Data in this exercise:
━━━━━━━━━━━━━━━━

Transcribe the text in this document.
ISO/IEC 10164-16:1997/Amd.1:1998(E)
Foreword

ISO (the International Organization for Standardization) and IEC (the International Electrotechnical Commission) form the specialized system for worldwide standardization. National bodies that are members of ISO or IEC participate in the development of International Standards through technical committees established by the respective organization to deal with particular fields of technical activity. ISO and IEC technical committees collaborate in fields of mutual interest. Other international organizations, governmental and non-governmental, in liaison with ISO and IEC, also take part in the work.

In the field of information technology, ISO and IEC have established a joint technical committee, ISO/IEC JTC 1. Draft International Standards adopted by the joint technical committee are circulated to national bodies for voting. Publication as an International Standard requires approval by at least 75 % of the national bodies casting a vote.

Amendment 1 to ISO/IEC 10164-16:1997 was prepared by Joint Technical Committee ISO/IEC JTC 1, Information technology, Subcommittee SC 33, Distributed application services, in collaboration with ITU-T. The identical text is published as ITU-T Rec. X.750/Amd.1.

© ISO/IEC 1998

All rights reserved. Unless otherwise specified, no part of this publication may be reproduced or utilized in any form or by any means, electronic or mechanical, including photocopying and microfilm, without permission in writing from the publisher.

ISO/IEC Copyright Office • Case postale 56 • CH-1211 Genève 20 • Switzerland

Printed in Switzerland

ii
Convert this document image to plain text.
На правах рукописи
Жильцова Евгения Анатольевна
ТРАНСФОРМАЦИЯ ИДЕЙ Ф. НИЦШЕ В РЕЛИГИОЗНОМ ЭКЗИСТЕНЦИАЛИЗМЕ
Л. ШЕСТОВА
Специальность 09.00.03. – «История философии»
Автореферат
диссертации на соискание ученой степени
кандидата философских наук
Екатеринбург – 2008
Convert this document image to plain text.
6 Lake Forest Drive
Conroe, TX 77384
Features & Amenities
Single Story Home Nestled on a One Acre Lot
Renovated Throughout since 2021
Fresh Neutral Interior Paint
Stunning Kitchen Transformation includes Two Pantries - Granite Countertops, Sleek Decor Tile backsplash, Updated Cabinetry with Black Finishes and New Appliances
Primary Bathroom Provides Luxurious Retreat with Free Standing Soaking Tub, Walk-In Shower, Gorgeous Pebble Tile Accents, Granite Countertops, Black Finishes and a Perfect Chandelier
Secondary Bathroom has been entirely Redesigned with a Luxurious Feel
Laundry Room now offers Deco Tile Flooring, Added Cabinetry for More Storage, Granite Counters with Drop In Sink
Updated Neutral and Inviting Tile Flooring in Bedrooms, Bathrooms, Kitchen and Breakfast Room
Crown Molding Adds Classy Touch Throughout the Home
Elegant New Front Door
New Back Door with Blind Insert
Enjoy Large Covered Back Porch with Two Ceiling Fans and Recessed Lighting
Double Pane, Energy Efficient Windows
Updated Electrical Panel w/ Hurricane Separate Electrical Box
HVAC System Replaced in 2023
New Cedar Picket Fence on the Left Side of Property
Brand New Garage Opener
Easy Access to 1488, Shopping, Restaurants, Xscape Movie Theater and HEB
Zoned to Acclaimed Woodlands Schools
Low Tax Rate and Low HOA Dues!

━━━━━━━━━━━━━━━━

Short task: Show every line of the listing in which the string "Home" can be found.

Result of the task:
Single Story Home Nestled on a One Acre Lot
Crown Molding Adds Classy Touch Throughout the Home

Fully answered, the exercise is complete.